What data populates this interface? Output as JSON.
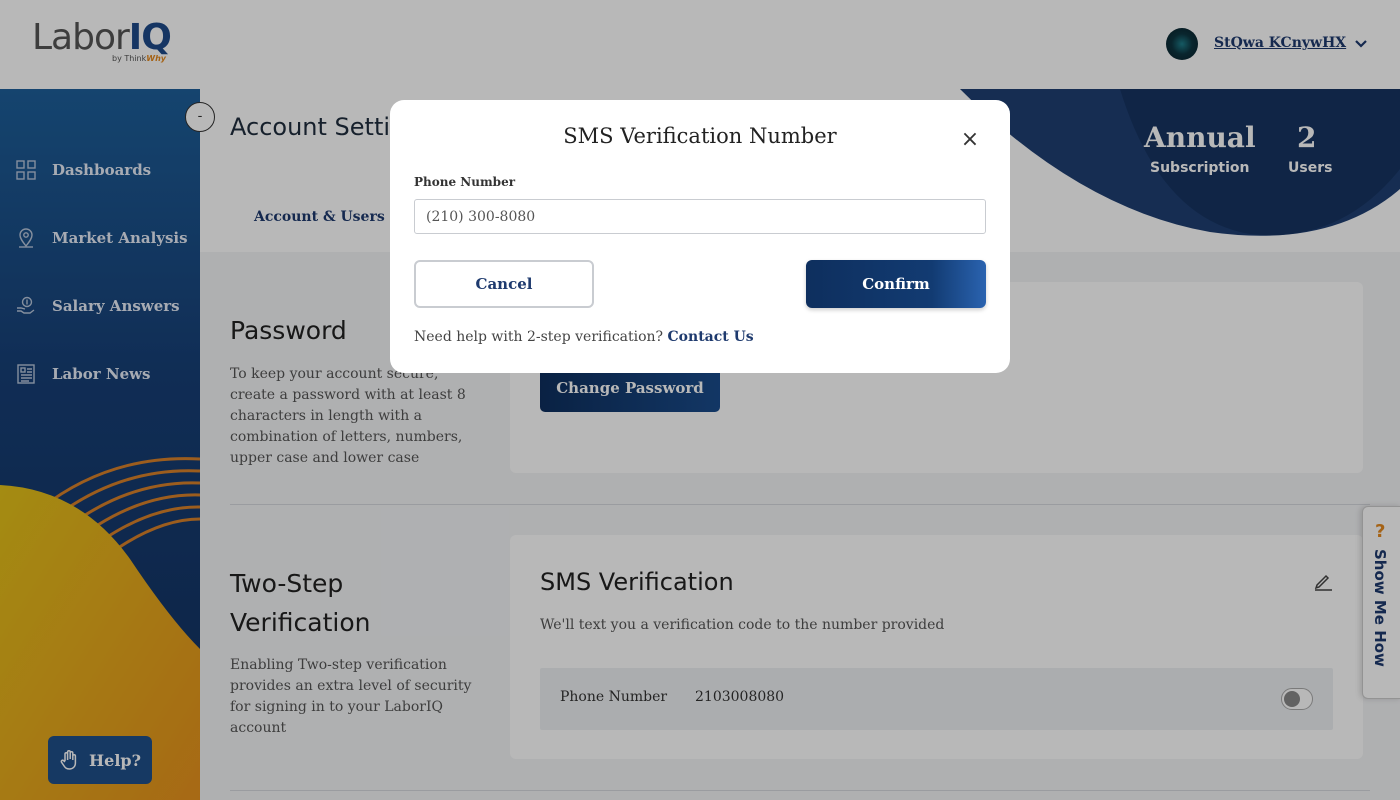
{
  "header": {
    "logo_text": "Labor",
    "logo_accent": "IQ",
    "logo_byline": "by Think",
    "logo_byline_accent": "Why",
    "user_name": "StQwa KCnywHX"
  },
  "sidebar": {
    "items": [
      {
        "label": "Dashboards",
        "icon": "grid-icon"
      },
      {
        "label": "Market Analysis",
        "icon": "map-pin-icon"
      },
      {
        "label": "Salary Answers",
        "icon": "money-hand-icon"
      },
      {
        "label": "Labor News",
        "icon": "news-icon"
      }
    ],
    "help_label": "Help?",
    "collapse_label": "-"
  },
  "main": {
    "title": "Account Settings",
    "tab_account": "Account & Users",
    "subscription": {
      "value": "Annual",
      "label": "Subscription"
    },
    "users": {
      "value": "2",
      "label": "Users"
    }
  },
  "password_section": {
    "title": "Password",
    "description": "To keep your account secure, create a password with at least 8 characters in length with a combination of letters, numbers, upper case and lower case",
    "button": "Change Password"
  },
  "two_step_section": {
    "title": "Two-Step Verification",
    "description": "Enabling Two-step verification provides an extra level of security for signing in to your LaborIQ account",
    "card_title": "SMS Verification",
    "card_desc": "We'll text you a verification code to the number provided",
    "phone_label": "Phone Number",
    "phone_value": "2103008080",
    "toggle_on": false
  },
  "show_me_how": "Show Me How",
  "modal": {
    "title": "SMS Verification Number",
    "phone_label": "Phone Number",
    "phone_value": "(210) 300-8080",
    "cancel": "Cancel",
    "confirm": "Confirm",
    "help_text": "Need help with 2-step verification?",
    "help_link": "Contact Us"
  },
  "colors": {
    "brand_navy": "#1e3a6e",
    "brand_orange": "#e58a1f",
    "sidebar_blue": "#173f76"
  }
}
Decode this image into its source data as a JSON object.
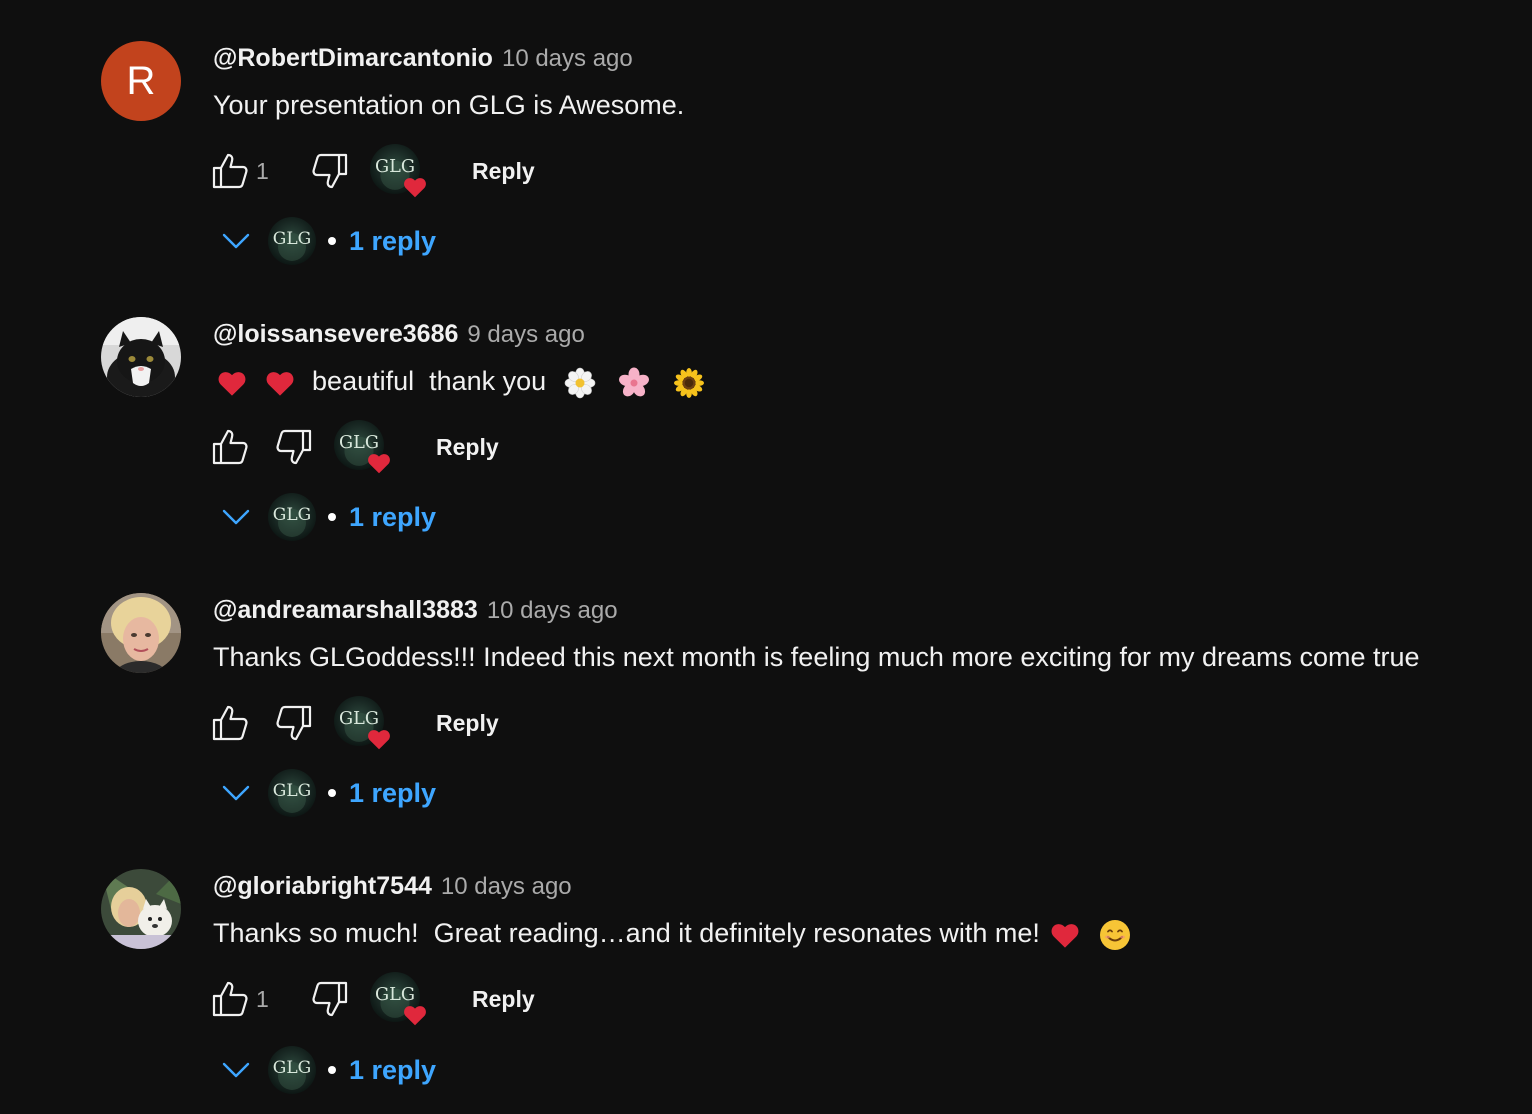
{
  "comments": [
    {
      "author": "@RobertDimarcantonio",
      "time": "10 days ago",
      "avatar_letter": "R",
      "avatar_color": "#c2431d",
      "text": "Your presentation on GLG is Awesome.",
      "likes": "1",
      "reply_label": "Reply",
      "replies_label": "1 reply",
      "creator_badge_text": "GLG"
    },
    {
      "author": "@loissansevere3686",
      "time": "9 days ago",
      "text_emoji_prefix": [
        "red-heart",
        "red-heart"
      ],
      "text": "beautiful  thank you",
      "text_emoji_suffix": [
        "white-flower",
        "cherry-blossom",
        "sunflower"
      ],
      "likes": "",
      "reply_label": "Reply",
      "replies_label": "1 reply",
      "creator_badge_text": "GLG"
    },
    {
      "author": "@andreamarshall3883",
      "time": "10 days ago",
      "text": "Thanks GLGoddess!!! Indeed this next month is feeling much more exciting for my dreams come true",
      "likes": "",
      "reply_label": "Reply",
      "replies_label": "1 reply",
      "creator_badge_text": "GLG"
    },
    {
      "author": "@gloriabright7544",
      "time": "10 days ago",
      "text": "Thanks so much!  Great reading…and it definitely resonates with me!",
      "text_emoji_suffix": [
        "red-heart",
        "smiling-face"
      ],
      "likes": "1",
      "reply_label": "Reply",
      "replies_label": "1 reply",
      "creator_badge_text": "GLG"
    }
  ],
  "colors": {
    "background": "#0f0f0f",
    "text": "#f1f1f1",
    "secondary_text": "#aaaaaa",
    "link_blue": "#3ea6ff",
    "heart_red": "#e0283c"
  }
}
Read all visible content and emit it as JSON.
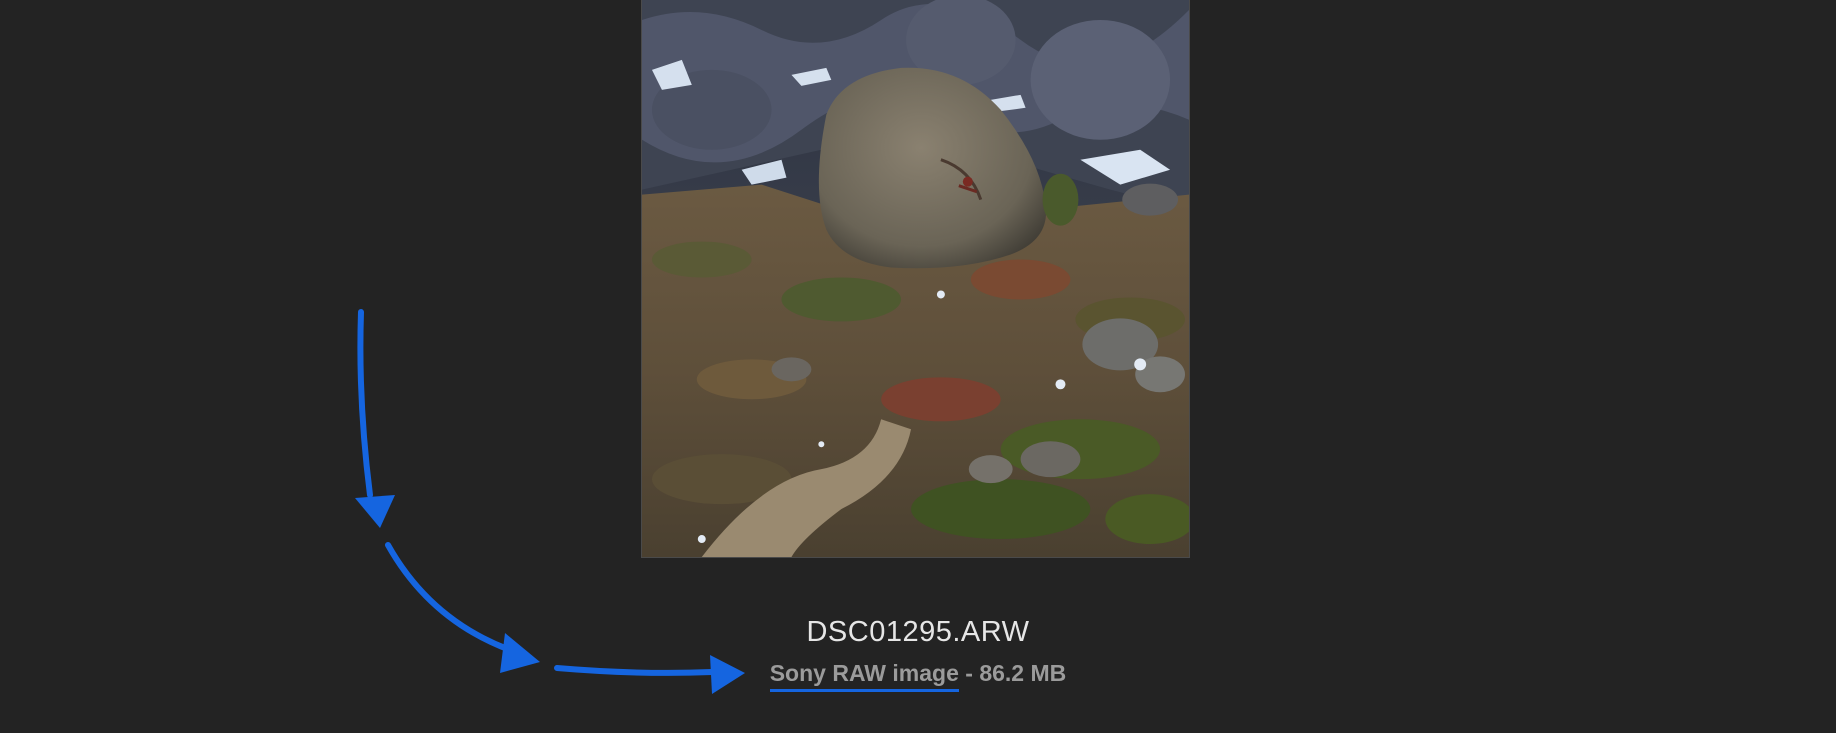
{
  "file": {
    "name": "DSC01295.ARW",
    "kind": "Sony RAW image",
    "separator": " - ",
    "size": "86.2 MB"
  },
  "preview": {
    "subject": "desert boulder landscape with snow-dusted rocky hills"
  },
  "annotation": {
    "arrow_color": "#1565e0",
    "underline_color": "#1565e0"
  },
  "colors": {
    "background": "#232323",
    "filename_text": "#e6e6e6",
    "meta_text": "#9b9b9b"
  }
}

_ _ _ _ _ _ _

* **WHAT IS EXPECTED**
Copy every line of the data exactly as written, excluding the pictures.

* **TASK OUTPUT**
What data populates this interface? Output as JSON.
{
  "header": {
    "logo_text": "Labor",
    "logo_accent": "IQ",
    "logo_byline": "by Think",
    "logo_byline_accent": "Why",
    "user_name": "StQwa KCnywHX"
  },
  "sidebar": {
    "items": [
      {
        "label": "Dashboards",
        "icon": "grid-icon"
      },
      {
        "label": "Market Analysis",
        "icon": "map-pin-icon"
      },
      {
        "label": "Salary Answers",
        "icon": "money-hand-icon"
      },
      {
        "label": "Labor News",
        "icon": "news-icon"
      }
    ],
    "help_label": "Help?",
    "collapse_label": "-"
  },
  "main": {
    "title": "Account Settings",
    "tab_account": "Account & Users",
    "subscription": {
      "value": "Annual",
      "label": "Subscription"
    },
    "users": {
      "value": "2",
      "label": "Users"
    }
  },
  "password_section": {
    "title": "Password",
    "description": "To keep your account secure, create a password with at least 8 characters in length with a combination of letters, numbers, upper case and lower case",
    "button": "Change Password"
  },
  "two_step_section": {
    "title": "Two-Step Verification",
    "description": "Enabling Two-step verification provides an extra level of security for signing in to your LaborIQ account",
    "card_title": "SMS Verification",
    "card_desc": "We'll text you a verification code to the number provided",
    "phone_label": "Phone Number",
    "phone_value": "2103008080",
    "toggle_on": false
  },
  "show_me_how": "Show Me How",
  "modal": {
    "title": "SMS Verification Number",
    "phone_label": "Phone Number",
    "phone_value": "(210) 300-8080",
    "cancel": "Cancel",
    "confirm": "Confirm",
    "help_text": "Need help with 2-step verification?",
    "help_link": "Contact Us"
  },
  "colors": {
    "brand_navy": "#1e3a6e",
    "brand_orange": "#e58a1f",
    "sidebar_blue": "#173f76"
  }
}
Decode this image into its source data as a JSON object.
{
  "comments": [
    {
      "author": "@RobertDimarcantonio",
      "time": "10 days ago",
      "avatar_letter": "R",
      "avatar_color": "#c2431d",
      "text": "Your presentation on GLG is Awesome.",
      "likes": "1",
      "reply_label": "Reply",
      "replies_label": "1 reply",
      "creator_badge_text": "GLG"
    },
    {
      "author": "@loissansevere3686",
      "time": "9 days ago",
      "text_emoji_prefix": [
        "red-heart",
        "red-heart"
      ],
      "text": "beautiful  thank you",
      "text_emoji_suffix": [
        "white-flower",
        "cherry-blossom",
        "sunflower"
      ],
      "likes": "",
      "reply_label": "Reply",
      "replies_label": "1 reply",
      "creator_badge_text": "GLG"
    },
    {
      "author": "@andreamarshall3883",
      "time": "10 days ago",
      "text": "Thanks GLGoddess!!! Indeed this next month is feeling much more exciting for my dreams come true",
      "likes": "",
      "reply_label": "Reply",
      "replies_label": "1 reply",
      "creator_badge_text": "GLG"
    },
    {
      "author": "@gloriabright7544",
      "time": "10 days ago",
      "text": "Thanks so much!  Great reading…and it definitely resonates with me!",
      "text_emoji_suffix": [
        "red-heart",
        "smiling-face"
      ],
      "likes": "1",
      "reply_label": "Reply",
      "replies_label": "1 reply",
      "creator_badge_text": "GLG"
    }
  ],
  "colors": {
    "background": "#0f0f0f",
    "text": "#f1f1f1",
    "secondary_text": "#aaaaaa",
    "link_blue": "#3ea6ff",
    "heart_red": "#e0283c"
  }
}
Read all visible content and emit it as JSON.
{
  "file": {
    "name": "DSC01295.ARW",
    "kind": "Sony RAW image",
    "separator": " - ",
    "size": "86.2 MB"
  },
  "preview": {
    "subject": "desert boulder landscape with snow-dusted rocky hills"
  },
  "annotation": {
    "arrow_color": "#1565e0",
    "underline_color": "#1565e0"
  },
  "colors": {
    "background": "#232323",
    "filename_text": "#e6e6e6",
    "meta_text": "#9b9b9b"
  }
}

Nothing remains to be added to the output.